### The task
Filter these entries so that only lines with the word "message" remain.
*** Data records ***
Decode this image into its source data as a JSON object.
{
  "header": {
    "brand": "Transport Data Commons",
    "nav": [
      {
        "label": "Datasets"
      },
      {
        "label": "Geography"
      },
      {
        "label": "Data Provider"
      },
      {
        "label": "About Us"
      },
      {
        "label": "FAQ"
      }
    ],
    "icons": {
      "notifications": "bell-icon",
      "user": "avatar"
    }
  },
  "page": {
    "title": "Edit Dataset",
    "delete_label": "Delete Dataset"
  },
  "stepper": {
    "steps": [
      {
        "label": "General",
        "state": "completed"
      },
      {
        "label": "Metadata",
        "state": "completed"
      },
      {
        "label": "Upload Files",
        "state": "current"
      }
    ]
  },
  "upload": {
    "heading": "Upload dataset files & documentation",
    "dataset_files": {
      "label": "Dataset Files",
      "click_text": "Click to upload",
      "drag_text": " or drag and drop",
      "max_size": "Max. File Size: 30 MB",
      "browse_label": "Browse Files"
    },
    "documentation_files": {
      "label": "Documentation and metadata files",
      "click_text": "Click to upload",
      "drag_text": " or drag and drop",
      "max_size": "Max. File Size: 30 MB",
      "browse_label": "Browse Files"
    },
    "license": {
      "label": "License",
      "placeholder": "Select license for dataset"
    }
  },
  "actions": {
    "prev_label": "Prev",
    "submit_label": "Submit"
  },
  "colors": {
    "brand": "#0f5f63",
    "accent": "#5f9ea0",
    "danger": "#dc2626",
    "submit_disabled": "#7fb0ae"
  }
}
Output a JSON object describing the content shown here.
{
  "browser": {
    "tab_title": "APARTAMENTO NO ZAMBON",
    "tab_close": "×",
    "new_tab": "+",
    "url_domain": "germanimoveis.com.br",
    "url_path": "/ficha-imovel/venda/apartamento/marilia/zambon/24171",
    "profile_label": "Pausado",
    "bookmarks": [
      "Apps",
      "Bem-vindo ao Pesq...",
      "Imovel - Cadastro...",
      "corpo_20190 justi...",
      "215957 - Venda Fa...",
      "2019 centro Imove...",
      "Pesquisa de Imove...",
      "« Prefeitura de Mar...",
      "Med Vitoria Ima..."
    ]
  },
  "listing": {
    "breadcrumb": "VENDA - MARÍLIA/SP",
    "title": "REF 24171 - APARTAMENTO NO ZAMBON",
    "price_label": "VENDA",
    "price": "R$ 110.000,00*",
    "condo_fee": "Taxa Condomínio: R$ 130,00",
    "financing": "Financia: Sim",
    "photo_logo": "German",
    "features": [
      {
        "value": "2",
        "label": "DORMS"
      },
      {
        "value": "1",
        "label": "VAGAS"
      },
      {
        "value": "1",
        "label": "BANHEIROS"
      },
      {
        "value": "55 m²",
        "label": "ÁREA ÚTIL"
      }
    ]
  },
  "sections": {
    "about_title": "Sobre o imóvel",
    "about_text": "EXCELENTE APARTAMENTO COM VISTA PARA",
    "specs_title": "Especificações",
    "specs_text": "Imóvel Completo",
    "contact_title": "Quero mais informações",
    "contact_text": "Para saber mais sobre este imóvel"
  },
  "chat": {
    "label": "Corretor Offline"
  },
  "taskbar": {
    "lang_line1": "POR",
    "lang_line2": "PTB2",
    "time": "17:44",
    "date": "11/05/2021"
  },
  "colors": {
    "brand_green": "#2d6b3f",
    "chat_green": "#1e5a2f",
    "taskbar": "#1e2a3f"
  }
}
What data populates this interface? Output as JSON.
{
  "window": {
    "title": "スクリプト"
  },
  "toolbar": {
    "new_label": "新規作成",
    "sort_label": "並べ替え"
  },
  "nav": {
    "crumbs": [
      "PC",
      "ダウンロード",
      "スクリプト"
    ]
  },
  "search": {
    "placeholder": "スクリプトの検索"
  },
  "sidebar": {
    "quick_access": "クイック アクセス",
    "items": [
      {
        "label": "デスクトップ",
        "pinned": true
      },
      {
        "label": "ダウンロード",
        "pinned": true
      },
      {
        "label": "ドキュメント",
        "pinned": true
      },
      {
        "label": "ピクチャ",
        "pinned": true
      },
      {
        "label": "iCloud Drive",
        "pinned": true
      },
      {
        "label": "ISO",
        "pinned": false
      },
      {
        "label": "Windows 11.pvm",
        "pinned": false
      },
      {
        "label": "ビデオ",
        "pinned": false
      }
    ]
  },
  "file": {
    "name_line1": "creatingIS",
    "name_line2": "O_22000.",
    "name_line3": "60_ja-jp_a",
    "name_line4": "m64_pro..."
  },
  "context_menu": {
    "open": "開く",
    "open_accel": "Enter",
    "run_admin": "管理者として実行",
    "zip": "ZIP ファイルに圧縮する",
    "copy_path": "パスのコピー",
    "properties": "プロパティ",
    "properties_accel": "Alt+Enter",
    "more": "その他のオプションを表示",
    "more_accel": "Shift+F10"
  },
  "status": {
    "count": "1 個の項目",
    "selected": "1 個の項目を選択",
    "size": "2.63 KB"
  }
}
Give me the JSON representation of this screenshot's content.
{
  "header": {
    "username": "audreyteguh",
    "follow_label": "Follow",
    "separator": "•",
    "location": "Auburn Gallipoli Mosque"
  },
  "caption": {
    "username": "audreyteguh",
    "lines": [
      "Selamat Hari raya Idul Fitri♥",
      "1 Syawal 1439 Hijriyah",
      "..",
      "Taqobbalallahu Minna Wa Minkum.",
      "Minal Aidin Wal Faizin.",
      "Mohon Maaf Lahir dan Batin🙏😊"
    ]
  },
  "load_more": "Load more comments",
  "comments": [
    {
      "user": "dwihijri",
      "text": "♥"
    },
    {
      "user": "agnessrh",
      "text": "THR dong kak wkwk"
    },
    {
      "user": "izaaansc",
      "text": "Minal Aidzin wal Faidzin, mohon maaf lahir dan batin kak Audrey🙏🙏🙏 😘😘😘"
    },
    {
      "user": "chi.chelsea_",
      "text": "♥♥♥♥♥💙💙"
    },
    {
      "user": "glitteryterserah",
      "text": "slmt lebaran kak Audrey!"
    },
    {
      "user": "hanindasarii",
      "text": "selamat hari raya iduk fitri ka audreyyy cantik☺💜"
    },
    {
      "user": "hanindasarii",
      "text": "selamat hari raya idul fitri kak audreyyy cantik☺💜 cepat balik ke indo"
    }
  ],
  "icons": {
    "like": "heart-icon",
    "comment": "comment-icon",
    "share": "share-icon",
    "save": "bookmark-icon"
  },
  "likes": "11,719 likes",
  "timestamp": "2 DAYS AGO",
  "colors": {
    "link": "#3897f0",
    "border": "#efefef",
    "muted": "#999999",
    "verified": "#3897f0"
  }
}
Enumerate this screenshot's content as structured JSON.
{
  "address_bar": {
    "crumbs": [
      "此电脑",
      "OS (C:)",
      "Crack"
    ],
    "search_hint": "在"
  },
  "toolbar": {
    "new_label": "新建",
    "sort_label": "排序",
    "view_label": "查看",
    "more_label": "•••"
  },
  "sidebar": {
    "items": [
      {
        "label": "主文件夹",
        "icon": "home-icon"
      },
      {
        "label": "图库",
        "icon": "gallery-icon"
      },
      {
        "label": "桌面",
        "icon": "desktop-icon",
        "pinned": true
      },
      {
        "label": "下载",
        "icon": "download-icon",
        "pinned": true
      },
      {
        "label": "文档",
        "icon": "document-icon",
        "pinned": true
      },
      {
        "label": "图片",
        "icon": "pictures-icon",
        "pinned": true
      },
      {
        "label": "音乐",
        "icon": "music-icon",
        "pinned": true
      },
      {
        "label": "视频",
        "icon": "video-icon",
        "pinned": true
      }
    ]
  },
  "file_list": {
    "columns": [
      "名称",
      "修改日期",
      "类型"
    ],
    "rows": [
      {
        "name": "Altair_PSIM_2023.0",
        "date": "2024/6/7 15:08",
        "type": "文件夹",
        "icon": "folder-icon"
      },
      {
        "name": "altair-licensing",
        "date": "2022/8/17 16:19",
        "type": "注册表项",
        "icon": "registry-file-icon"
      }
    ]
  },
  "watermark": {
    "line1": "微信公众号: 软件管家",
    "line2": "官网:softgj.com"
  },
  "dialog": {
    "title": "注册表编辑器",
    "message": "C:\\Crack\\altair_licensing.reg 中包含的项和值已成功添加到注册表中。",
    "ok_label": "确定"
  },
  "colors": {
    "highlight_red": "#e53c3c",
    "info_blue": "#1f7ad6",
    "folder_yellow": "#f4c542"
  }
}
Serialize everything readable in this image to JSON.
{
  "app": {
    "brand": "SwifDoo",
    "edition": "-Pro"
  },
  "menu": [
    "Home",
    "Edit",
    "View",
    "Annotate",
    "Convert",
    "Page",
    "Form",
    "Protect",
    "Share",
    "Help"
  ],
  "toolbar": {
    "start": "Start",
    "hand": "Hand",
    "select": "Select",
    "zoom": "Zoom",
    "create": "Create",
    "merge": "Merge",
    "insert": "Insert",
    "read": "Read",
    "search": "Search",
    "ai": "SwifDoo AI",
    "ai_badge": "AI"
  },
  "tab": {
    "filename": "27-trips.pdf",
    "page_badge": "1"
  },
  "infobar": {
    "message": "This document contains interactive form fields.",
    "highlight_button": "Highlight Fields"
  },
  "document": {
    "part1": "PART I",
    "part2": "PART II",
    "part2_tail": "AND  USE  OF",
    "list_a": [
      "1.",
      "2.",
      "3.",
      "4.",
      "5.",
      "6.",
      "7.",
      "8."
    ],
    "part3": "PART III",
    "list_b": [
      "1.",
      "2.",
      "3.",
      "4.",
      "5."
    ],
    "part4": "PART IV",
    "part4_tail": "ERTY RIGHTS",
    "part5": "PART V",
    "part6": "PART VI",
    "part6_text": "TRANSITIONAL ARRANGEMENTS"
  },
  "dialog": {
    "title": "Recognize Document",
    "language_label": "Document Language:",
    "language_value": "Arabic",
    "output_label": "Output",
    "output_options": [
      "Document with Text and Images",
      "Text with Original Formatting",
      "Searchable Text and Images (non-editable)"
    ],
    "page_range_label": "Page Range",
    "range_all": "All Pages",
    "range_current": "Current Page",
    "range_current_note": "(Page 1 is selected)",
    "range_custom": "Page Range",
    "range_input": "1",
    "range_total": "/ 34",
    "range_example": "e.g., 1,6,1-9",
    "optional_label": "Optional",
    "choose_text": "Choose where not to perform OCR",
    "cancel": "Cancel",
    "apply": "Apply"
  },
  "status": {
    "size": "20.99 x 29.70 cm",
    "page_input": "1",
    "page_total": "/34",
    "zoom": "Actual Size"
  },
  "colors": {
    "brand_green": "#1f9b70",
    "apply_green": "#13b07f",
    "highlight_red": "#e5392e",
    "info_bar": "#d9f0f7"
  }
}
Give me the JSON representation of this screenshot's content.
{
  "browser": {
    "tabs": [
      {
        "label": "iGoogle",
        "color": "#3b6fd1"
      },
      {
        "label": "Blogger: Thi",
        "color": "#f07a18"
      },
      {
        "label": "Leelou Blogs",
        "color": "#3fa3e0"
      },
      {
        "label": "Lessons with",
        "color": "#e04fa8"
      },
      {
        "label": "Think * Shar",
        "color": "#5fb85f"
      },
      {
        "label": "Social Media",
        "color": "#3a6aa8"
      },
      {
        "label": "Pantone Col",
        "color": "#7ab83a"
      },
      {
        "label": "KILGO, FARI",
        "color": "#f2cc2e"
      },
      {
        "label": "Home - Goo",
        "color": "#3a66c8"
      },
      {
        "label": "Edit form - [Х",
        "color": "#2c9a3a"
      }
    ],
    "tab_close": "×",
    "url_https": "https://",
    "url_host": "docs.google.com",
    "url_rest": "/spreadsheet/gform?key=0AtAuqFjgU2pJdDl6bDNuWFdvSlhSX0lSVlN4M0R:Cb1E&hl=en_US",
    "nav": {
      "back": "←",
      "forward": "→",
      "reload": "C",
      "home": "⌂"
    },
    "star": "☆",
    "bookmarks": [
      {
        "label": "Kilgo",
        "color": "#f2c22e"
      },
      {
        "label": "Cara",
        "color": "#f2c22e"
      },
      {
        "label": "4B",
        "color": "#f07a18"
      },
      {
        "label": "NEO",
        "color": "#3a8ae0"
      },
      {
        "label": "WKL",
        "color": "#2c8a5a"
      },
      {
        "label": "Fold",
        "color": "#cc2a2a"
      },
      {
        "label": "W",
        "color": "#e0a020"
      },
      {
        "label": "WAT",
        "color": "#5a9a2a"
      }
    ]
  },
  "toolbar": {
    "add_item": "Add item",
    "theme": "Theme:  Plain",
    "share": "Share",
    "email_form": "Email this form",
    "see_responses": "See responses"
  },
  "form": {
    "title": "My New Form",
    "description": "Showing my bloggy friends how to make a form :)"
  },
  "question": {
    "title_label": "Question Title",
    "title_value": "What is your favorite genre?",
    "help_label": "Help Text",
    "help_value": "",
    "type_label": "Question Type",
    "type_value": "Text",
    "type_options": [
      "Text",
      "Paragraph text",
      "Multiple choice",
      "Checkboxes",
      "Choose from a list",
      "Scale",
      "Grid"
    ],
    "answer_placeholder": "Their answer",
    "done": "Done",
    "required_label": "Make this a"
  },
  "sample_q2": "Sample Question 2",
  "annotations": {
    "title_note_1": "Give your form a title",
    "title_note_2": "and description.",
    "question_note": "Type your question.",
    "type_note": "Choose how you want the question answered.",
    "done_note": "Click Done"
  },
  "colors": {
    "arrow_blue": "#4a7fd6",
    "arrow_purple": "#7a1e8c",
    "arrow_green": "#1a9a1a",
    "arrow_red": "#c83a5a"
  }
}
***
### Answer for the task
    "message": "C:\\Crack\\altair_licensing.reg 中包含的项和值已成功添加到注册表中。",
    "message": "This document contains interactive form fields.",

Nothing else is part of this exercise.